#### Recorded data

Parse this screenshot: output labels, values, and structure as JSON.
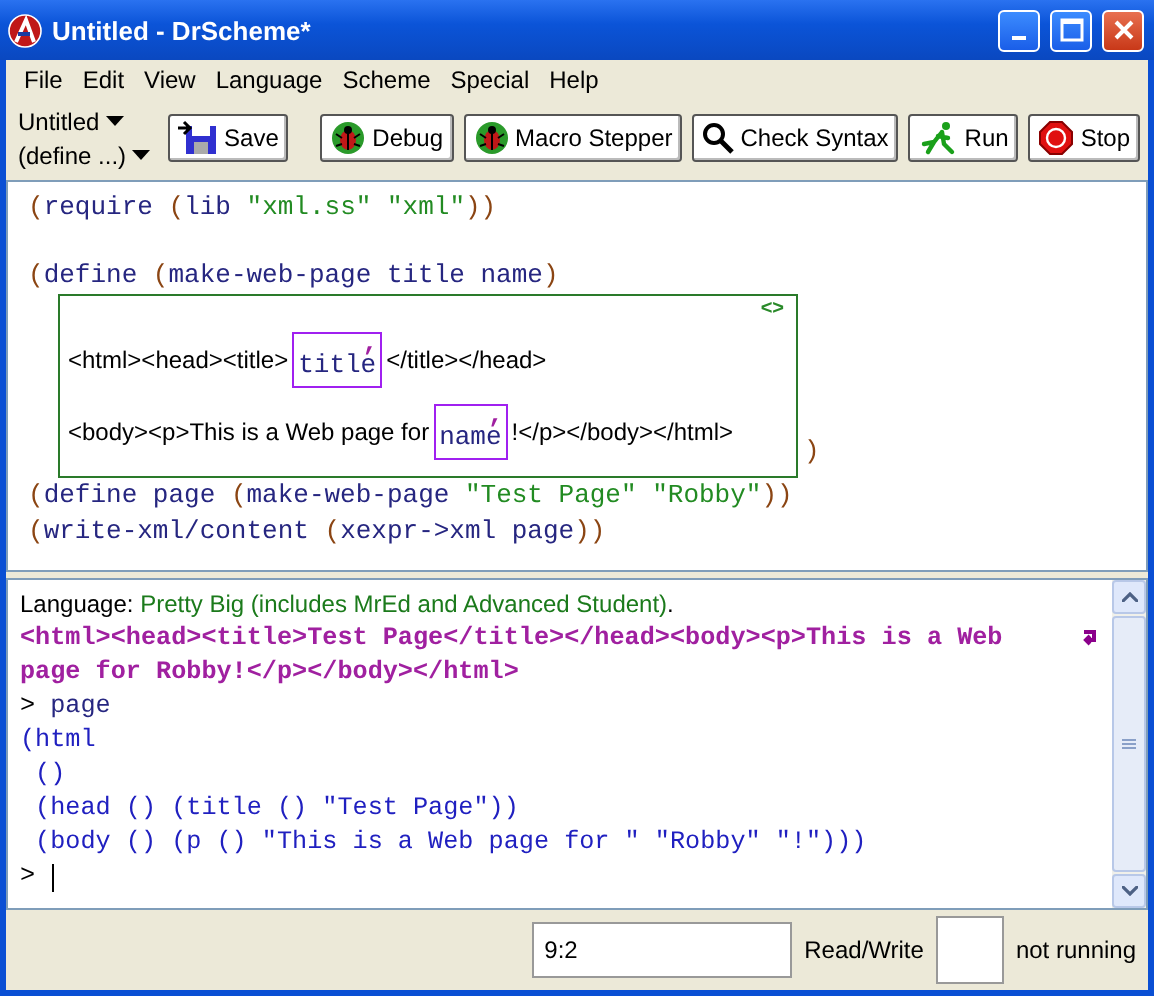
{
  "window": {
    "title": "Untitled - DrScheme*"
  },
  "menu": [
    "File",
    "Edit",
    "View",
    "Language",
    "Scheme",
    "Special",
    "Help"
  ],
  "toolbar": {
    "file_menu": "Untitled",
    "define_menu": "(define ...)",
    "buttons": [
      {
        "kind": "save",
        "label": "Save"
      },
      {
        "kind": "debug",
        "label": "Debug"
      },
      {
        "kind": "stepper",
        "label": "Macro Stepper"
      },
      {
        "kind": "check",
        "label": "Check Syntax"
      },
      {
        "kind": "run",
        "label": "Run"
      },
      {
        "kind": "stop",
        "label": "Stop"
      }
    ]
  },
  "editor": {
    "lines": [
      {
        "kind": "code",
        "tokens": [
          {
            "kind": "p",
            "text": "("
          },
          {
            "kind": "id",
            "text": "require "
          },
          {
            "kind": "p",
            "text": "("
          },
          {
            "kind": "id",
            "text": "lib "
          },
          {
            "kind": "str",
            "text": "\"xml.ss\" "
          },
          {
            "kind": "str",
            "text": "\"xml\""
          },
          {
            "kind": "p",
            "text": "))"
          }
        ]
      },
      {
        "kind": "blank"
      },
      {
        "kind": "code",
        "tokens": [
          {
            "kind": "p",
            "text": "("
          },
          {
            "kind": "id",
            "text": "define "
          },
          {
            "kind": "p",
            "text": "("
          },
          {
            "kind": "id",
            "text": "make-web-page title name"
          },
          {
            "kind": "p",
            "text": ")"
          }
        ]
      },
      {
        "kind": "xml_box",
        "marker": "<>",
        "close": ")",
        "rows": [
          {
            "before": "<html><head><title>",
            "hole": {
              "mark": ",",
              "text": "title"
            },
            "after": "</title></head>"
          },
          {
            "before": "<body><p>This is a Web page for",
            "hole": {
              "mark": ",",
              "text": "name"
            },
            "after": "!</p></body></html>"
          }
        ]
      },
      {
        "kind": "code",
        "tokens": [
          {
            "kind": "p",
            "text": "("
          },
          {
            "kind": "id",
            "text": "define page "
          },
          {
            "kind": "p",
            "text": "("
          },
          {
            "kind": "id",
            "text": "make-web-page "
          },
          {
            "kind": "str",
            "text": "\"Test Page\" "
          },
          {
            "kind": "str",
            "text": "\"Robby\""
          },
          {
            "kind": "p",
            "text": "))"
          }
        ]
      },
      {
        "kind": "code",
        "tokens": [
          {
            "kind": "p",
            "text": "("
          },
          {
            "kind": "id",
            "text": "write-xml/content "
          },
          {
            "kind": "p",
            "text": "("
          },
          {
            "kind": "id",
            "text": "xexpr->xml page"
          },
          {
            "kind": "p",
            "text": "))"
          }
        ]
      }
    ]
  },
  "interactions": {
    "lines": [
      {
        "tokens": [
          {
            "kind": "plain",
            "text": "Language: "
          },
          {
            "kind": "lang",
            "text": "Pretty Big (includes MrEd and Advanced Student)"
          },
          {
            "kind": "plain",
            "text": "."
          }
        ]
      },
      {
        "wrapped": true,
        "tokens": [
          {
            "kind": "out",
            "text": "<html><head><title>Test Page</title></head><body><p>This is a Web"
          }
        ]
      },
      {
        "tokens": [
          {
            "kind": "out",
            "text": "page for Robby!</p></body></html>"
          }
        ]
      },
      {
        "tokens": [
          {
            "kind": "plain",
            "text": "> "
          },
          {
            "kind": "id",
            "text": "page"
          }
        ]
      },
      {
        "tokens": [
          {
            "kind": "result",
            "text": "(html"
          }
        ]
      },
      {
        "tokens": [
          {
            "kind": "result",
            "text": " ()"
          }
        ]
      },
      {
        "tokens": [
          {
            "kind": "result",
            "text": " (head () (title () \"Test Page\"))"
          }
        ]
      },
      {
        "tokens": [
          {
            "kind": "result",
            "text": " (body () (p () \"This is a Web page for \" \"Robby\" \"!\")))"
          }
        ]
      },
      {
        "cursor": true,
        "tokens": [
          {
            "kind": "plain",
            "text": ">"
          }
        ]
      }
    ]
  },
  "status_bar": {
    "position": "9:2",
    "mode": "Read/Write",
    "state": "not running"
  }
}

########

### [Stated goal]
Keep the pictures out of the copy and return the rest of the data above exactly.

### [Full output]
Parse this screenshot: output labels, values, and structure as JSON.
{
  "window": {
    "title": "Untitled - DrScheme*"
  },
  "menu": [
    "File",
    "Edit",
    "View",
    "Language",
    "Scheme",
    "Special",
    "Help"
  ],
  "toolbar": {
    "file_menu": "Untitled",
    "define_menu": "(define ...)",
    "buttons": [
      {
        "kind": "save",
        "label": "Save"
      },
      {
        "kind": "debug",
        "label": "Debug"
      },
      {
        "kind": "stepper",
        "label": "Macro Stepper"
      },
      {
        "kind": "check",
        "label": "Check Syntax"
      },
      {
        "kind": "run",
        "label": "Run"
      },
      {
        "kind": "stop",
        "label": "Stop"
      }
    ]
  },
  "editor": {
    "lines": [
      {
        "kind": "code",
        "tokens": [
          {
            "kind": "p",
            "text": "("
          },
          {
            "kind": "id",
            "text": "require "
          },
          {
            "kind": "p",
            "text": "("
          },
          {
            "kind": "id",
            "text": "lib "
          },
          {
            "kind": "str",
            "text": "\"xml.ss\" "
          },
          {
            "kind": "str",
            "text": "\"xml\""
          },
          {
            "kind": "p",
            "text": "))"
          }
        ]
      },
      {
        "kind": "blank"
      },
      {
        "kind": "code",
        "tokens": [
          {
            "kind": "p",
            "text": "("
          },
          {
            "kind": "id",
            "text": "define "
          },
          {
            "kind": "p",
            "text": "("
          },
          {
            "kind": "id",
            "text": "make-web-page title name"
          },
          {
            "kind": "p",
            "text": ")"
          }
        ]
      },
      {
        "kind": "xml_box",
        "marker": "<>",
        "close": ")",
        "rows": [
          {
            "before": "<html><head><title>",
            "hole": {
              "mark": ",",
              "text": "title"
            },
            "after": "</title></head>"
          },
          {
            "before": "<body><p>This is a Web page for",
            "hole": {
              "mark": ",",
              "text": "name"
            },
            "after": "!</p></body></html>"
          }
        ]
      },
      {
        "kind": "code",
        "tokens": [
          {
            "kind": "p",
            "text": "("
          },
          {
            "kind": "id",
            "text": "define page "
          },
          {
            "kind": "p",
            "text": "("
          },
          {
            "kind": "id",
            "text": "make-web-page "
          },
          {
            "kind": "str",
            "text": "\"Test Page\" "
          },
          {
            "kind": "str",
            "text": "\"Robby\""
          },
          {
            "kind": "p",
            "text": "))"
          }
        ]
      },
      {
        "kind": "code",
        "tokens": [
          {
            "kind": "p",
            "text": "("
          },
          {
            "kind": "id",
            "text": "write-xml/content "
          },
          {
            "kind": "p",
            "text": "("
          },
          {
            "kind": "id",
            "text": "xexpr->xml page"
          },
          {
            "kind": "p",
            "text": "))"
          }
        ]
      }
    ]
  },
  "interactions": {
    "lines": [
      {
        "tokens": [
          {
            "kind": "plain",
            "text": "Language: "
          },
          {
            "kind": "lang",
            "text": "Pretty Big (includes MrEd and Advanced Student)"
          },
          {
            "kind": "plain",
            "text": "."
          }
        ]
      },
      {
        "wrapped": true,
        "tokens": [
          {
            "kind": "out",
            "text": "<html><head><title>Test Page</title></head><body><p>This is a Web"
          }
        ]
      },
      {
        "tokens": [
          {
            "kind": "out",
            "text": "page for Robby!</p></body></html>"
          }
        ]
      },
      {
        "tokens": [
          {
            "kind": "plain",
            "text": "> "
          },
          {
            "kind": "id",
            "text": "page"
          }
        ]
      },
      {
        "tokens": [
          {
            "kind": "result",
            "text": "(html"
          }
        ]
      },
      {
        "tokens": [
          {
            "kind": "result",
            "text": " ()"
          }
        ]
      },
      {
        "tokens": [
          {
            "kind": "result",
            "text": " (head () (title () \"Test Page\"))"
          }
        ]
      },
      {
        "tokens": [
          {
            "kind": "result",
            "text": " (body () (p () \"This is a Web page for \" \"Robby\" \"!\")))"
          }
        ]
      },
      {
        "cursor": true,
        "tokens": [
          {
            "kind": "plain",
            "text": ">"
          }
        ]
      }
    ]
  },
  "status_bar": {
    "position": "9:2",
    "mode": "Read/Write",
    "state": "not running"
  }
}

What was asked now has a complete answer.